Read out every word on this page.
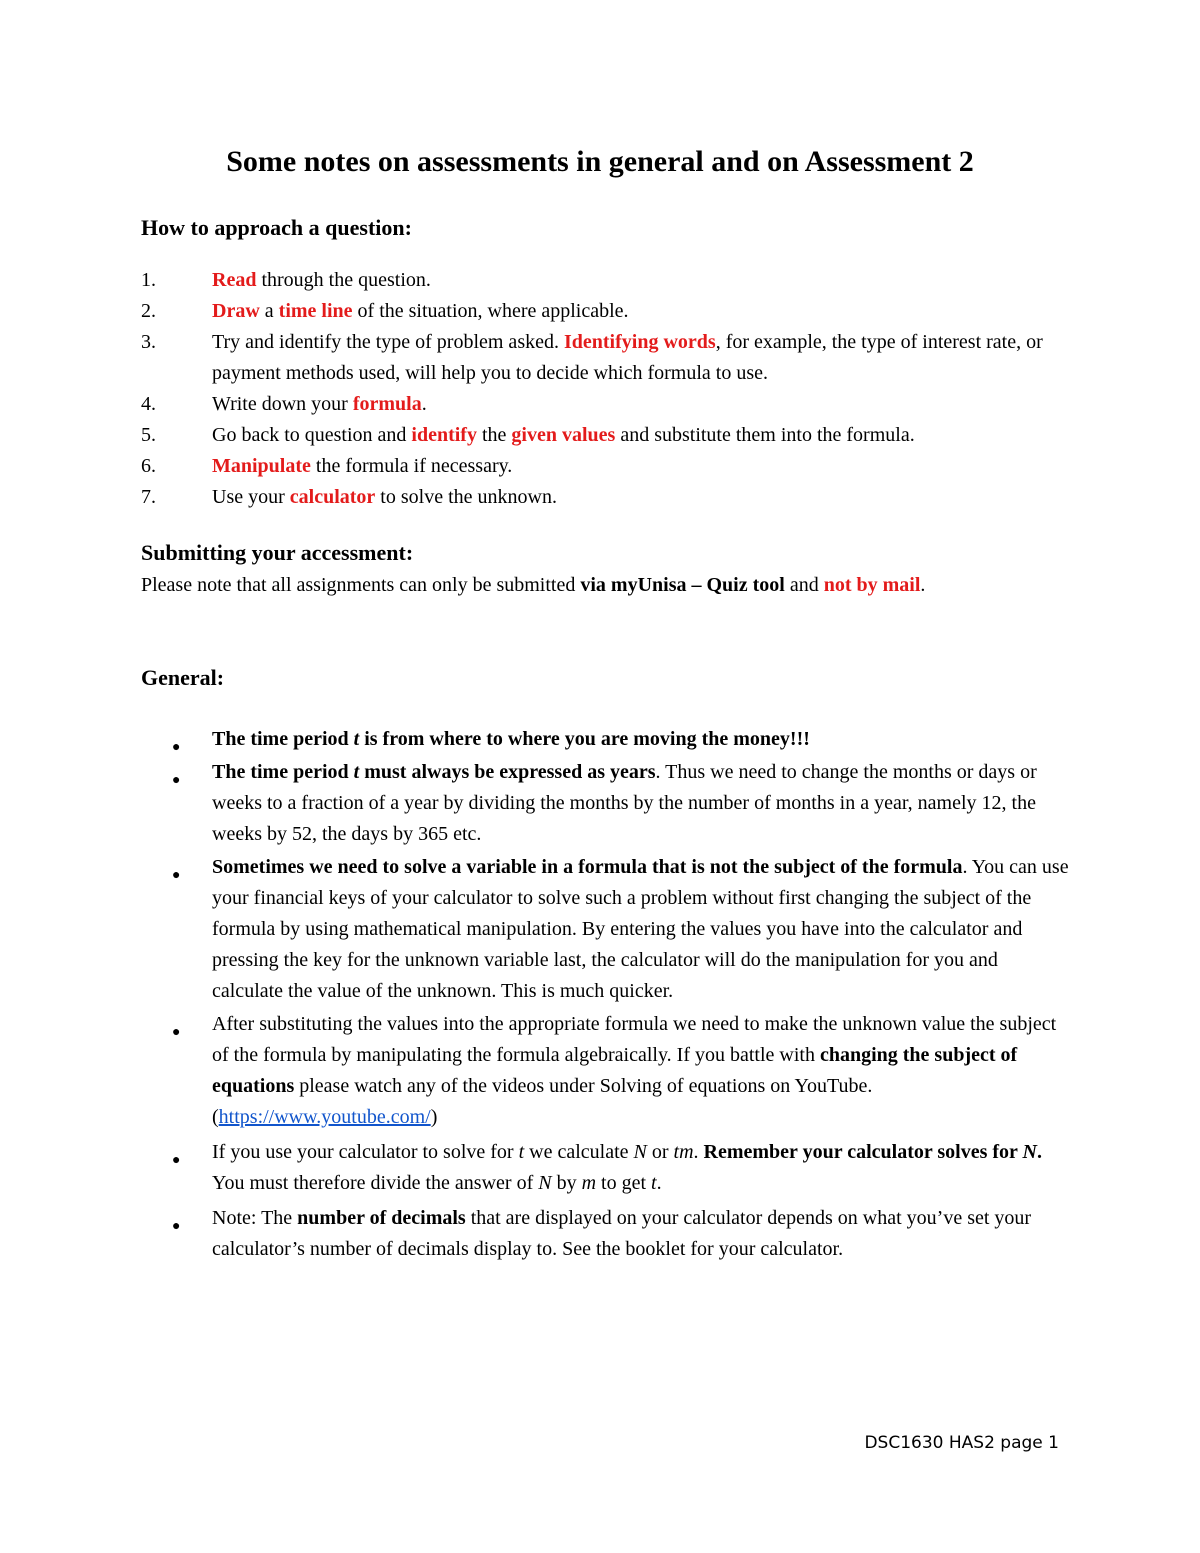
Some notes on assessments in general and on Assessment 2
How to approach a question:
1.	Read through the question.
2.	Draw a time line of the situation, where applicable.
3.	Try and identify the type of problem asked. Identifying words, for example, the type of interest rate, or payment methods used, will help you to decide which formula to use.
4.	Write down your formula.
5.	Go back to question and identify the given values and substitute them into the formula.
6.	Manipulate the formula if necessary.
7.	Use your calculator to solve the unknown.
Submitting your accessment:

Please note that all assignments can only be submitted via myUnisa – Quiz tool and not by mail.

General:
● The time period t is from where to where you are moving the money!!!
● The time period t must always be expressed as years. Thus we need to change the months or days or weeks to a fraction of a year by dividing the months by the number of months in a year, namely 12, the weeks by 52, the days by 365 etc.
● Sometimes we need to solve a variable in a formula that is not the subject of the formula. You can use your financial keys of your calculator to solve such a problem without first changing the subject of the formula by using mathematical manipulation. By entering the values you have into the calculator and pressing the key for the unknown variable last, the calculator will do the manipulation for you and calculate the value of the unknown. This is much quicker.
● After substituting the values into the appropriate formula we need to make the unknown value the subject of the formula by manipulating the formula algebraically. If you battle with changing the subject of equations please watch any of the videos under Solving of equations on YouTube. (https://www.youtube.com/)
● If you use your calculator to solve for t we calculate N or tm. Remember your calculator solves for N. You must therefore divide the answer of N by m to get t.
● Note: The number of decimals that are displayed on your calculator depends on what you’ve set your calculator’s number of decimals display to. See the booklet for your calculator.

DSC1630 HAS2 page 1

§ **Goal**
Establish how many lines of the material above hold the word "period". Nothing but the count should be returned.

§ **Final result**
2